■ TO DO
Show each line from the listing that includes the word "шкатулку".

Dataset entries
━━━━━━━━━━━━━━━━━━━━━━━━━━━━━━
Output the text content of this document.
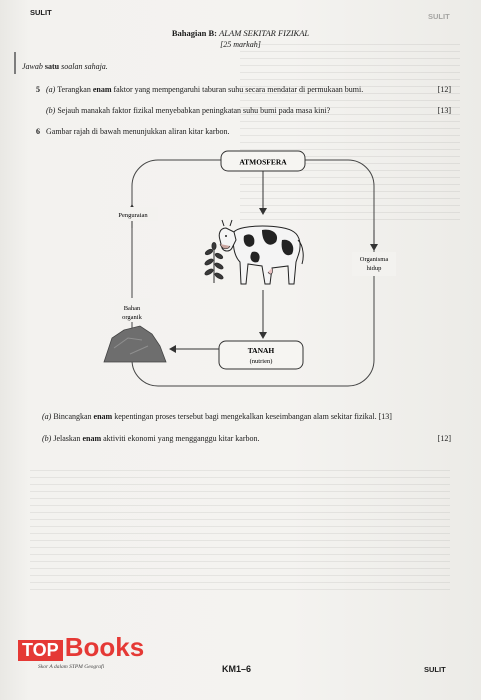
SULIT	SULIT
Bahagian B: ALAM SEKITAR FIZIKAL
[25 markah]
Jawab satu soalan sahaja.
5 (a) Terangkan enam faktor yang mempengaruhi taburan suhu secara mendatar di permukaan bumi.	[12]
(b) Sejauh manakah faktor fizikal menyebabkan peningkatan suhu bumi pada masa kini?	[13]
6 Gambar rajah di bawah menunjukkan aliran kitar karbon.
ATMOSFERA
TANAH
(nutrien)
Penguraian
Organisma
hidup
Bahan
organik
(a) Bincangkan enam kepentingan proses tersebut bagi mengekalkan keseimbangan alam sekitar fizikal. [13]
(b) Jelaskan enam aktiviti ekonomi yang mengganggu kitar karbon.	[12]
TOP Books
Skor A dalam STPM Geografi	KM1–6	SULIT
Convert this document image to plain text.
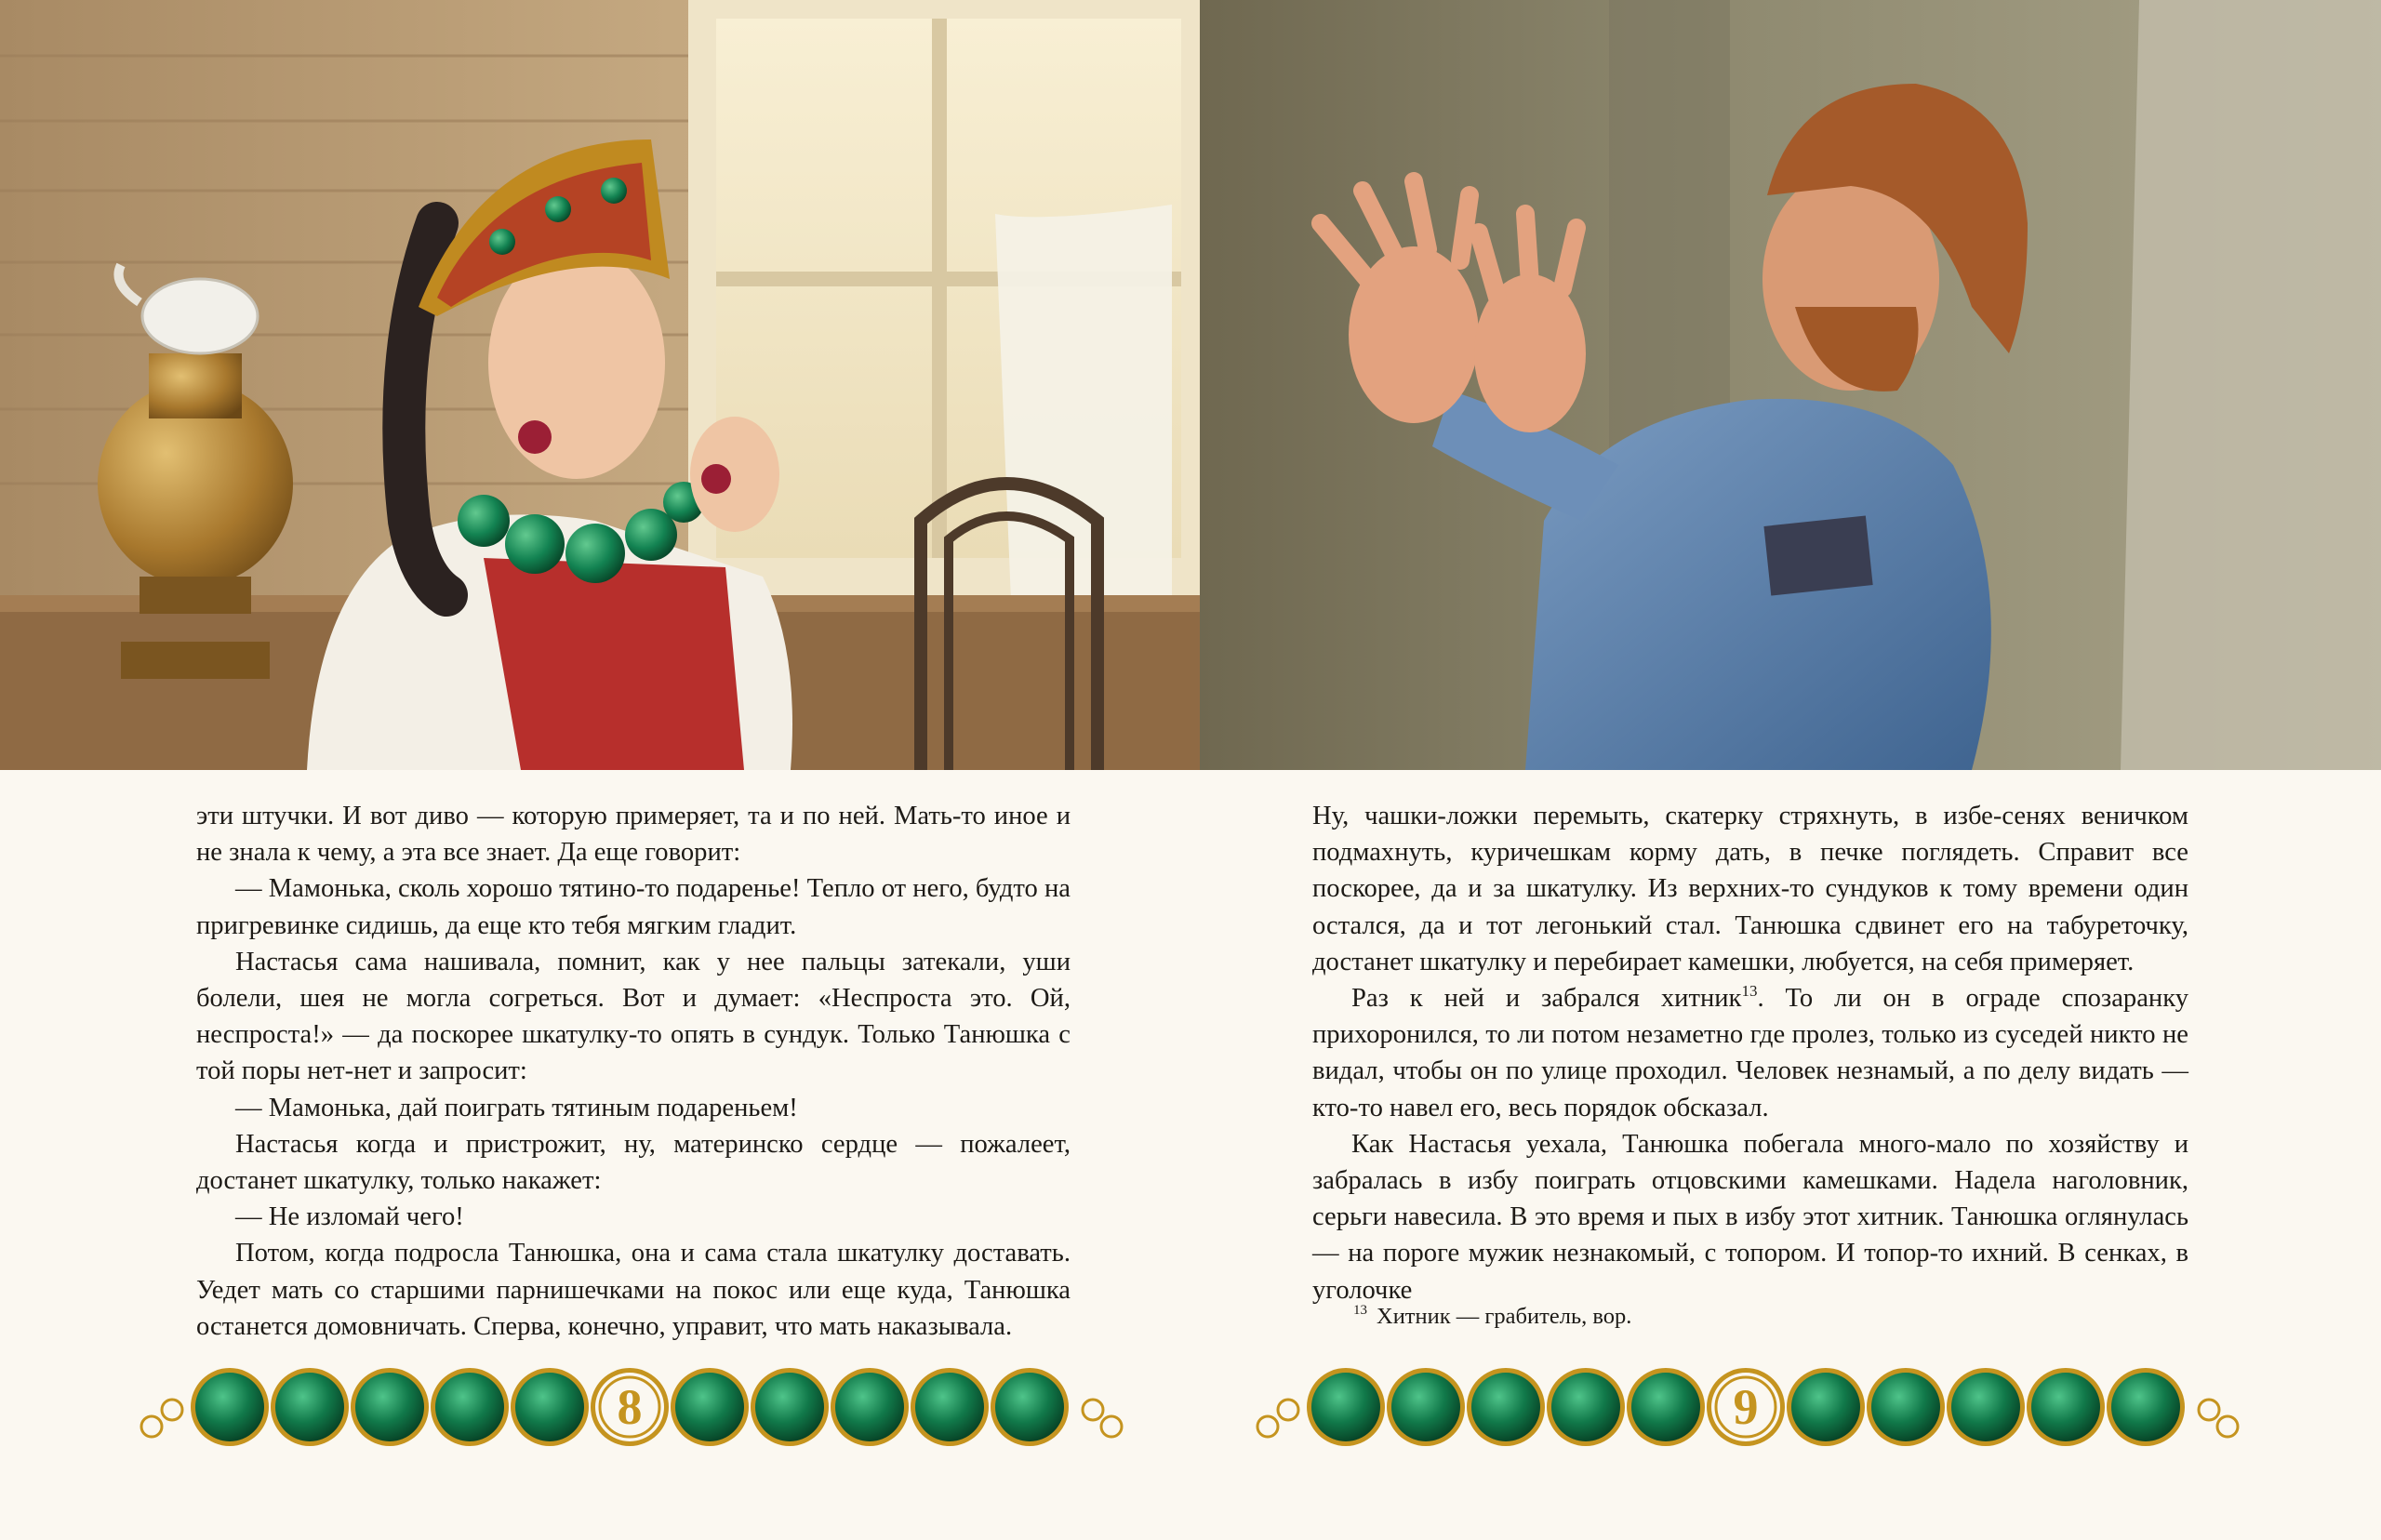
эти штучки. И вот диво — которую примеряет, та и по ней. Мать-то иное и не знала к чему, а эта все знает. Да еще говорит:

— Мамонька, сколь хорошо тятино-то подаренье! Тепло от него, будто на пригревинке сидишь, да еще кто тебя мягким гладит.

Настасья сама нашивала, помнит, как у нее пальцы затекали, уши болели, шея не могла согреться. Вот и думает: «Неспроста это. Ой, неспроста!» — да поскорее шкатулку-то опять в сундук. Только Танюшка с той поры нет-нет и запросит:

— Мамонька, дай поиграть тятиным подареньем!

Настасья когда и пристрожит, ну, материнско сердце — пожалеет, достанет шкатулку, только накажет:

— Не изломай чего!

Потом, когда подросла Танюшка, она и сама стала шкатулку доставать. Уедет мать со старшими парнишечками на покос или еще куда, Танюшка останется домовничать. Сперва, конечно, управит, что мать наказывала.

Ну, чашки-ложки перемыть, скатерку стряхнуть, в избе-сенях веничком подмахнуть, куричешкам корму дать, в печке поглядеть. Справит все поскорее, да и за шкатулку. Из верхних-то сундуков к тому времени один остался, да и тот легонький стал. Танюшка сдвинет его на табуреточку, достанет шкатулку и перебирает камешки, любуется, на себя примеряет.

Раз к ней и забрался хитник$^{13}$. То ли он в ограде спозаранку прихоронился, то ли потом незаметно где пролез, только из суседей никто не видал, чтобы он по улице проходил. Человек незнамый, а по делу видать — кто-то навел его, весь порядок обсказал.

Как Настасья уехала, Танюшка побегала много-мало по хозяйству и забралась в избу поиграть отцовскими камешками. Надела наголовник, серьги навесила. В это время и пых в избу этот хитник. Танюшка оглянулась — на пороге мужик незнакомый, с топором. И топор-то ихний. В сенках, в уголочке

$^{13}$ Хитник — грабитель, вор.
8	9
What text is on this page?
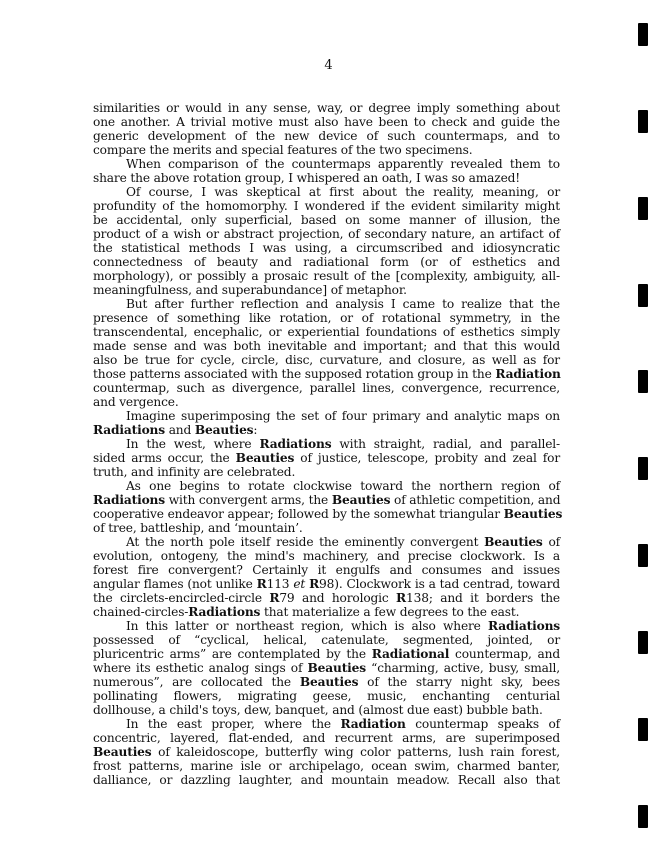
4
similarities or would in any sense, way, or degree imply something about
one another. A trivial motive must also have been to check and guide the
generic development of the new device of such countermaps, and to
compare the merits and special features of the two specimens.
When comparison of the countermaps apparently revealed them to
share the above rotation group, I whispered an oath, I was so amazed!
Of course, I was skeptical at first about the reality, meaning, or
profundity of the homomorphy. I wondered if the evident similarity might
be accidental, only superficial, based on some manner of illusion, the
product of a wish or abstract projection, of secondary nature, an artifact of
the statistical methods I was using, a circumscribed and idiosyncratic
connectedness of beauty and radiational form (or of esthetics and
morphology), or possibly a prosaic result of the [complexity, ambiguity, all-
meaningfulness, and superabundance] of metaphor.
But after further reflection and analysis I came to realize that the
presence of something like rotation, or of rotational symmetry, in the
transcendental, encephalic, or experiential foundations of esthetics simply
made sense and was both inevitable and important; and that this would
also be true for cycle, circle, disc, curvature, and closure, as well as for
those patterns associated with the supposed rotation group in the Radiation
countermap, such as divergence, parallel lines, convergence, recurrence,
and vergence.
Imagine superimposing the set of four primary and analytic maps on
Radiations and Beauties:
In the west, where Radiations with straight, radial, and parallel-
sided arms occur, the Beauties of justice, telescope, probity and zeal for
truth, and infinity are celebrated.
As one begins to rotate clockwise toward the northern region of
Radiations with convergent arms, the Beauties of athletic competition, and
cooperative endeavor appear; followed by the somewhat triangular Beauties
of tree, battleship, and ‘mountain’.
At the north pole itself reside the eminently convergent Beauties of
evolution, ontogeny, the mind's machinery, and precise clockwork. Is a
forest fire convergent? Certainly it engulfs and consumes and issues
angular flames (not unlike R113 et R98). Clockwork is a tad centrad, toward
the circlets-encircled-circle R79 and horologic R138; and it borders the
chained-circles-Radiations that materialize a few degrees to the east.
In this latter or northeast region, which is also where Radiations
possessed of “cyclical, helical, catenulate, segmented, jointed, or
pluricentric arms” are contemplated by the Radiational countermap, and
where its esthetic analog sings of Beauties “charming, active, busy, small,
numerous”, are collocated the Beauties of the starry night sky, bees
pollinating flowers, migrating geese, music, enchanting centurial
dollhouse, a child's toys, dew, banquet, and (almost due east) bubble bath.
In the east proper, where the Radiation countermap speaks of
concentric, layered, flat-ended, and recurrent arms, are superimposed
Beauties of kaleidoscope, butterfly wing color patterns, lush rain forest,
frost patterns, marine isle or archipelago, ocean swim, charmed banter,
dalliance, or dazzling laughter, and mountain meadow. Recall also that
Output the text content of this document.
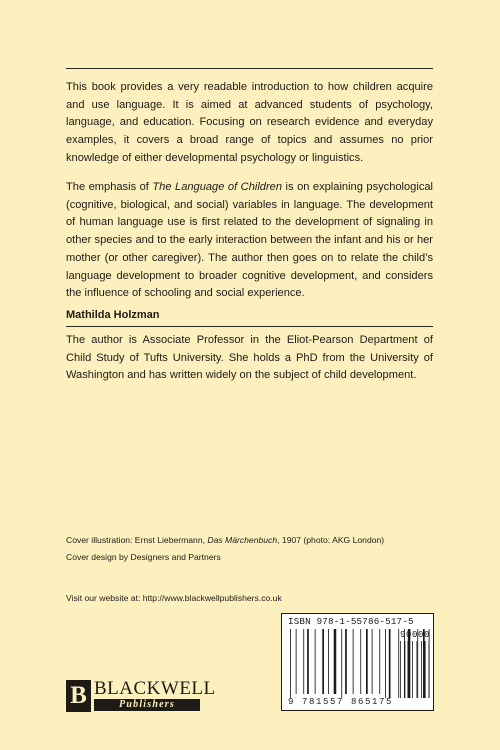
This book provides a very readable introduction to how children acquire and use language. It is aimed at advanced students of psychology, language, and education. Focusing on research evidence and everyday examples, it covers a broad range of topics and assumes no prior knowledge of either developmental psychology or linguistics.

The emphasis of The Language of Children is on explaining psychological (cognitive, biological, and social) variables in language. The development of human language use is first related to the development of signaling in other species and to the early interaction between the infant and his or her mother (or other caregiver). The author then goes on to relate the child’s language development to broader cognitive development, and considers the influence of schooling and social experience.

Mathilda Holzman

The author is Associate Professor in the Eliot-Pearson Department of Child Study of Tufts University. She holds a PhD from the University of Washington and has written widely on the subject of child development.

Cover illustration: Ernst Liebermann, Das Märchenbuch, 1907 (photo: AKG London)
Cover design by Designers and Partners
Visit our website at: http://www.blackwellpublishers.co.uk
ISBN 978-1-55786-517-5
90000
9 781557 865175
B BLACKWELL
Publishers
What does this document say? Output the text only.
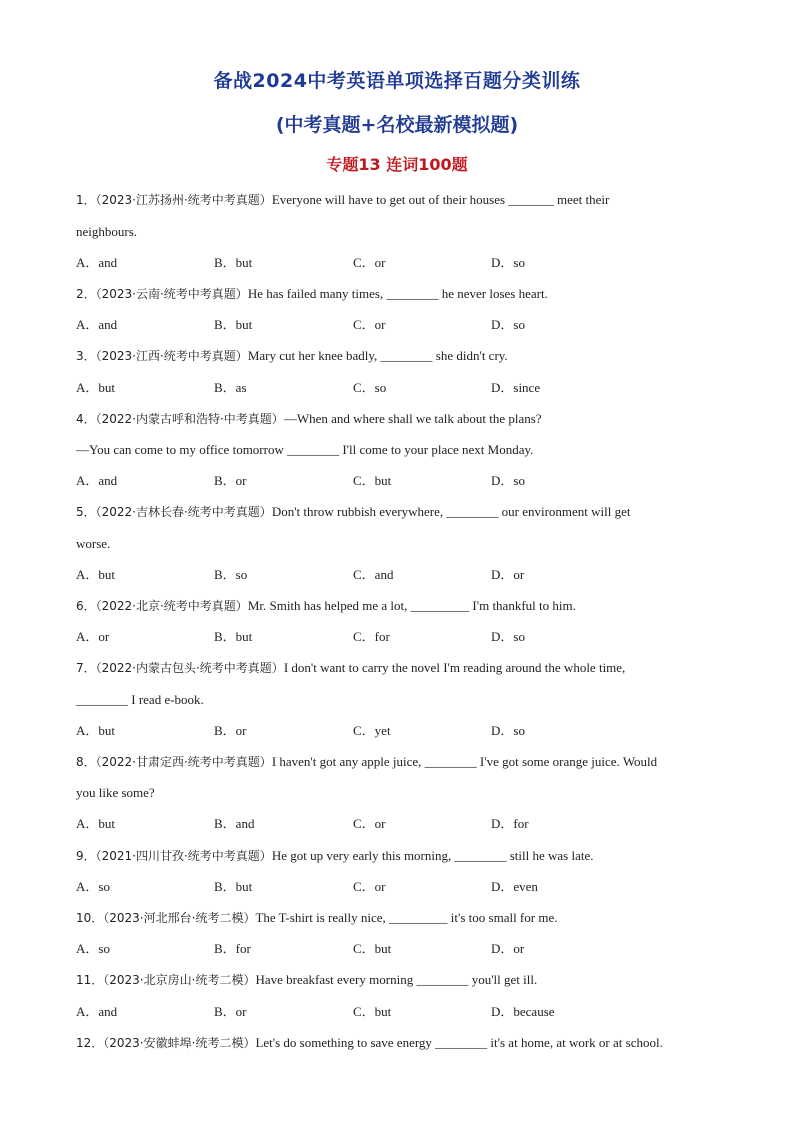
备战2024中考英语单项选择百题分类训练
(中考真题+名校最新模拟题)
专题13 连词100题
1．（2023·江苏扬州·统考中考真题）Everyone will have to get out of their houses _______ meet their
neighbours.
A．and	B．but	C．or	D．so
2．（2023·云南·统考中考真题）He has failed many times, ________ he never loses heart.
A．and	B．but	C．or	D．so
3．（2023·江西·统考中考真题）Mary cut her knee badly, ________ she didn't cry.
A．but	B．as	C．so	D．since
4．（2022·内蒙古呼和浩特·中考真题）—When and where shall we talk about the plans?
—You can come to my office tomorrow ________ I'll come to your place next Monday.
A．and	B．or	C．but	D．so
5．（2022·吉林长春·统考中考真题）Don't throw rubbish everywhere, ________ our environment will get
worse.
A．but	B．so	C．and	D．or
6．（2022·北京·统考中考真题）Mr. Smith has helped me a lot, _________ I'm thankful to him.
A．or	B．but	C．for	D．so
7．（2022·内蒙古包头·统考中考真题）I don't want to carry the novel I'm reading around the whole time,
________ I read e-book.
A．but	B．or	C．yet	D．so
8．（2022·甘肃定西·统考中考真题）I haven't got any apple juice, ________ I've got some orange juice. Would
you like some?
A．but	B．and	C．or	D．for
9．（2021·四川甘孜·统考中考真题）He got up very early this morning, ________ still he was late.
A．so	B．but	C．or	D．even
10．（2023·河北邢台·统考二模）The T-shirt is really nice, _________ it's too small for me.
A．so	B．for	C．but	D．or
11．（2023·北京房山·统考二模）Have breakfast every morning ________ you'll get ill.
A．and	B．or	C．but	D．because
12．（2023·安徽蚌埠·统考二模）Let's do something to save energy ________ it's at home, at work or at school.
━━━━━━━━━━━━━━━━━━━━━━━━━━━━━━
■ FULL OUTPUT
Настасья сама нашивала, помнит, как у нее пальцы затекали, уши болели, шея не могла согреться. Вот и думает: «Неспроста это. Ой, неспроста!» — да поскорее шкатулку-то опять в сундук. Только Танюшка с той поры нет-нет и запросит:
Настасья когда и пристрожит, ну, материнско сердце — пожалеет, достанет шкатулку, только накажет:
Потом, когда подросла Танюшка, она и сама стала шкатулку доставать. Уедет мать со старшими парнишечками на покос или еще куда, Танюшка останется домовничать. Сперва, конечно, управит, что мать наказывала.
Ну, чашки-ложки перемыть, скатерку стряхнуть, в избе-сенях веничком подмахнуть, куричешкам корму дать, в печке поглядеть. Справит все поскорее, да и за шкатулку. Из верхних-то сундуков к тому времени один остался, да и тот легонький стал. Танюшка сдвинет его на табуреточку, достанет шкатулку и перебирает камешки, любуется, на себя примеряет.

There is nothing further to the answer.